Objective: What follows is a listing; restate every line of it word for word.

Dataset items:
◆ ◆ ◆ ◆ ◆ ◆ ◆

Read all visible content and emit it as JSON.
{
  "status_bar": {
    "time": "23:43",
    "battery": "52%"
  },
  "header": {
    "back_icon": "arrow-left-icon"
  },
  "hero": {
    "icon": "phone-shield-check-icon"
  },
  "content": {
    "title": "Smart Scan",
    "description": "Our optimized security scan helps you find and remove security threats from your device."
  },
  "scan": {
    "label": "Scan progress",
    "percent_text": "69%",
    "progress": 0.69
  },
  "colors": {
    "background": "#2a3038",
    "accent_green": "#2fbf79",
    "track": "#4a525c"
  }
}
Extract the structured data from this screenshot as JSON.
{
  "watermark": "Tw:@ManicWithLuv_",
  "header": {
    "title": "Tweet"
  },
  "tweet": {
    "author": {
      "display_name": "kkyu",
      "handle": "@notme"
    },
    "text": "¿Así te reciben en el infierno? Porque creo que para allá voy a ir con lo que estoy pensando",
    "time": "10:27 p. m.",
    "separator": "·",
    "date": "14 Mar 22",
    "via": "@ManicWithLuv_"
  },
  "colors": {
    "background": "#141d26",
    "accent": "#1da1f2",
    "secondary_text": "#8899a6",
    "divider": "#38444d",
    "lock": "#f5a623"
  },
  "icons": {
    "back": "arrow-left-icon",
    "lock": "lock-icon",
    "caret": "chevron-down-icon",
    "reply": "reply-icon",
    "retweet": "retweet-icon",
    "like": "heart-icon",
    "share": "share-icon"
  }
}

◆ ◆ ◆ ◆ ◆ ◆ ◆

The reply:
Read all visible content and emit it as JSON.
{
  "status_bar": {
    "time": "23:43",
    "battery": "52%"
  },
  "header": {
    "back_icon": "arrow-left-icon"
  },
  "hero": {
    "icon": "phone-shield-check-icon"
  },
  "content": {
    "title": "Smart Scan",
    "description": "Our optimized security scan helps you find and remove security threats from your device."
  },
  "scan": {
    "label": "Scan progress",
    "percent_text": "69%",
    "progress": 0.69
  },
  "colors": {
    "background": "#2a3038",
    "accent_green": "#2fbf79",
    "track": "#4a525c"
  }
}
Extract the structured data from this screenshot as JSON.
{
  "watermark": "Tw:@ManicWithLuv_",
  "header": {
    "title": "Tweet"
  },
  "tweet": {
    "author": {
      "display_name": "kkyu",
      "handle": "@notme"
    },
    "text": "¿Así te reciben en el infierno? Porque creo que para allá voy a ir con lo que estoy pensando",
    "time": "10:27 p. m.",
    "separator": "·",
    "date": "14 Mar 22",
    "via": "@ManicWithLuv_"
  },
  "colors": {
    "background": "#141d26",
    "accent": "#1da1f2",
    "secondary_text": "#8899a6",
    "divider": "#38444d",
    "lock": "#f5a623"
  },
  "icons": {
    "back": "arrow-left-icon",
    "lock": "lock-icon",
    "caret": "chevron-down-icon",
    "reply": "reply-icon",
    "retweet": "retweet-icon",
    "like": "heart-icon",
    "share": "share-icon"
  }
}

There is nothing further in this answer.